*** PROVIDED INFORMATION ***

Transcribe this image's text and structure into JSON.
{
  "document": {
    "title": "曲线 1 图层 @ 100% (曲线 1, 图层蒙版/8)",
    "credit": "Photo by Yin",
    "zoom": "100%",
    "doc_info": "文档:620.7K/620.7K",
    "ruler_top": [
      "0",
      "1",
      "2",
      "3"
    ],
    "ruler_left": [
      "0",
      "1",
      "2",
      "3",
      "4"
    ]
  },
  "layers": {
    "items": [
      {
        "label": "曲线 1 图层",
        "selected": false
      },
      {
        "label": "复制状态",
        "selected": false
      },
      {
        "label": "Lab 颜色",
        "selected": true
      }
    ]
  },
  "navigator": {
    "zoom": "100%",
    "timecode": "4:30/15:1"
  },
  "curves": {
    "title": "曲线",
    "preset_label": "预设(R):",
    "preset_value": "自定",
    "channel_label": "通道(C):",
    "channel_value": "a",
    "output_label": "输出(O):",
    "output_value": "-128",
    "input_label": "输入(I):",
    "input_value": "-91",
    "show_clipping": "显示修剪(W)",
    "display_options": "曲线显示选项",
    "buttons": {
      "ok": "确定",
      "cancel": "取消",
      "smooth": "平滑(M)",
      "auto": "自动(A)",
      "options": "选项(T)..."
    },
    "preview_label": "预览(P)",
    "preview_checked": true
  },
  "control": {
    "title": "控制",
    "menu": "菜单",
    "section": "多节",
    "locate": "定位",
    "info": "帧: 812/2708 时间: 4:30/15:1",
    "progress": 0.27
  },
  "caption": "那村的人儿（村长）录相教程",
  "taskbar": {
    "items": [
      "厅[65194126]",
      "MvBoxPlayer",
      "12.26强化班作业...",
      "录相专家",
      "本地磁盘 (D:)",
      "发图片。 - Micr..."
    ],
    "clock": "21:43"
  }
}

***

Write the entire listing out again, word for word.

--- EXERCISE SOLUTION ---
Transcribe this image's text and structure into JSON.
{
  "document": {
    "title": "曲线 1 图层 @ 100% (曲线 1, 图层蒙版/8)",
    "credit": "Photo by Yin",
    "zoom": "100%",
    "doc_info": "文档:620.7K/620.7K",
    "ruler_top": [
      "0",
      "1",
      "2",
      "3"
    ],
    "ruler_left": [
      "0",
      "1",
      "2",
      "3",
      "4"
    ]
  },
  "layers": {
    "items": [
      {
        "label": "曲线 1 图层",
        "selected": false
      },
      {
        "label": "复制状态",
        "selected": false
      },
      {
        "label": "Lab 颜色",
        "selected": true
      }
    ]
  },
  "navigator": {
    "zoom": "100%",
    "timecode": "4:30/15:1"
  },
  "curves": {
    "title": "曲线",
    "preset_label": "预设(R):",
    "preset_value": "自定",
    "channel_label": "通道(C):",
    "channel_value": "a",
    "output_label": "输出(O):",
    "output_value": "-128",
    "input_label": "输入(I):",
    "input_value": "-91",
    "show_clipping": "显示修剪(W)",
    "display_options": "曲线显示选项",
    "buttons": {
      "ok": "确定",
      "cancel": "取消",
      "smooth": "平滑(M)",
      "auto": "自动(A)",
      "options": "选项(T)..."
    },
    "preview_label": "预览(P)",
    "preview_checked": true
  },
  "control": {
    "title": "控制",
    "menu": "菜单",
    "section": "多节",
    "locate": "定位",
    "info": "帧: 812/2708 时间: 4:30/15:1",
    "progress": 0.27
  },
  "caption": "那村的人儿（村长）录相教程",
  "taskbar": {
    "items": [
      "厅[65194126]",
      "MvBoxPlayer",
      "12.26强化班作业...",
      "录相专家",
      "本地磁盘 (D:)",
      "发图片。 - Micr..."
    ],
    "clock": "21:43"
  }
}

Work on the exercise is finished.